Each entry must be given again exactly; images do not belong in the copy.
☆ ☆ ☆ ☆
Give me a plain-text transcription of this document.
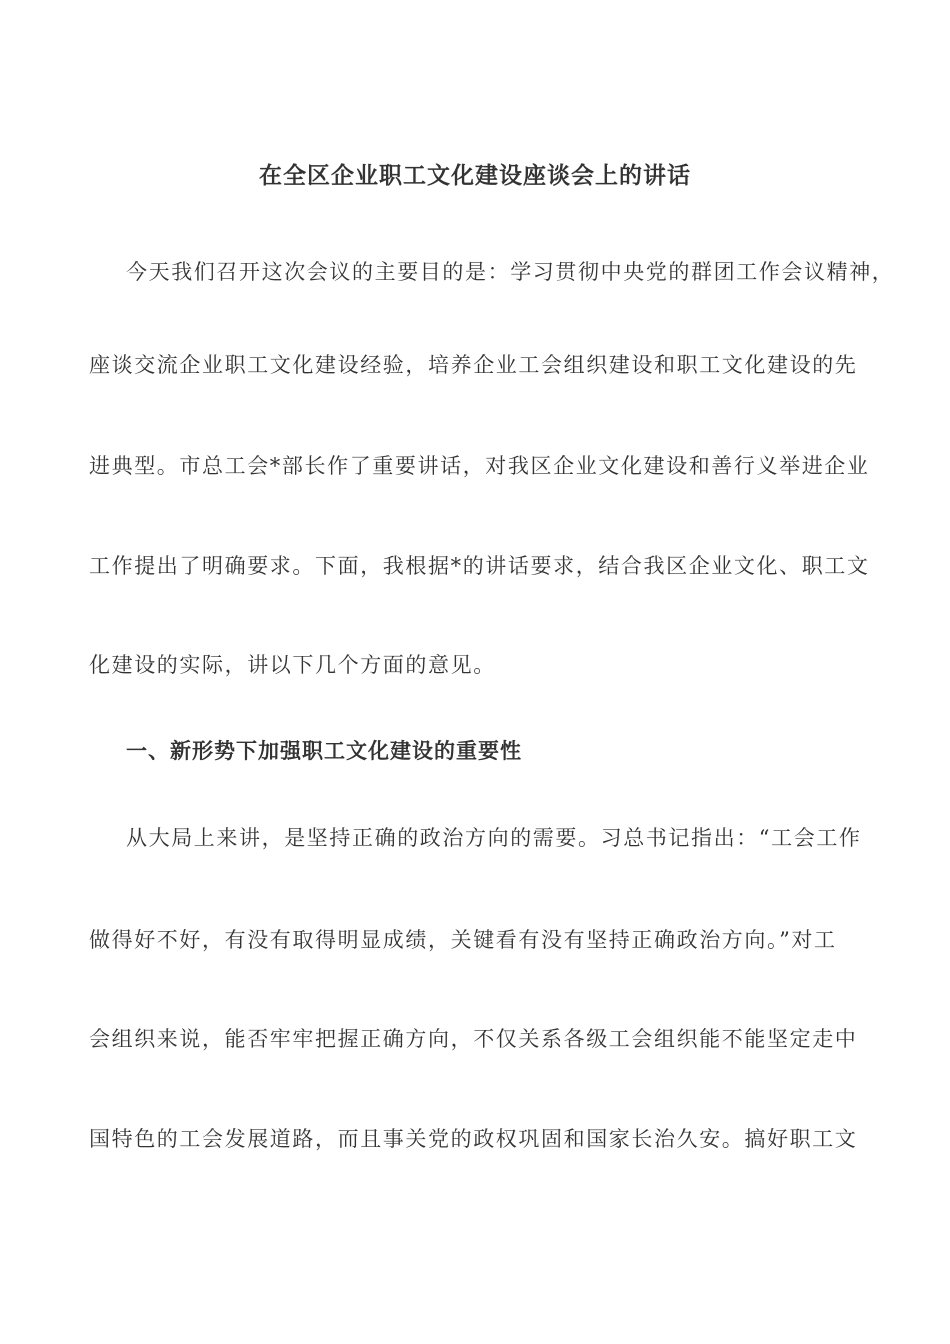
在全区企业职工文化建设座谈会上的讲话

今天我们召开这次会议的主要目的是：学习贯彻中央党的群团工作会议精神，

座谈交流企业职工文化建设经验，培养企业工会组织建设和职工文化建设的先

进典型。市总工会*部长作了重要讲话，对我区企业文化建设和善行义举进企业

工作提出了明确要求。下面，我根据*的讲话要求，结合我区企业文化、职工文

化建设的实际，讲以下几个方面的意见。

一、新形势下加强职工文化建设的重要性

从大局上来讲，是坚持正确的政治方向的需要。习总书记指出：“工会工作

做得好不好，有没有取得明显成绩，关键看有没有坚持正确政治方向。”对工

会组织来说，能否牢牢把握正确方向，不仅关系各级工会组织能不能坚定走中

国特色的工会发展道路，而且事关党的政权巩固和国家长治久安。搞好职工文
☆ ☆ ☆ ☆
WRITTEN RESPONSE:
Give me a plain-text transcription of this document.
在全区企业职工文化建设座谈会上的讲话

今天我们召开这次会议的主要目的是：学习贯彻中央党的群团工作会议精神，

座谈交流企业职工文化建设经验，培养企业工会组织建设和职工文化建设的先

进典型。市总工会*部长作了重要讲话，对我区企业文化建设和善行义举进企业

工作提出了明确要求。下面，我根据*的讲话要求，结合我区企业文化、职工文

化建设的实际，讲以下几个方面的意见。

一、新形势下加强职工文化建设的重要性

从大局上来讲，是坚持正确的政治方向的需要。习总书记指出：“工会工作

做得好不好，有没有取得明显成绩，关键看有没有坚持正确政治方向。”对工

会组织来说，能否牢牢把握正确方向，不仅关系各级工会组织能不能坚定走中

国特色的工会发展道路，而且事关党的政权巩固和国家长治久安。搞好职工文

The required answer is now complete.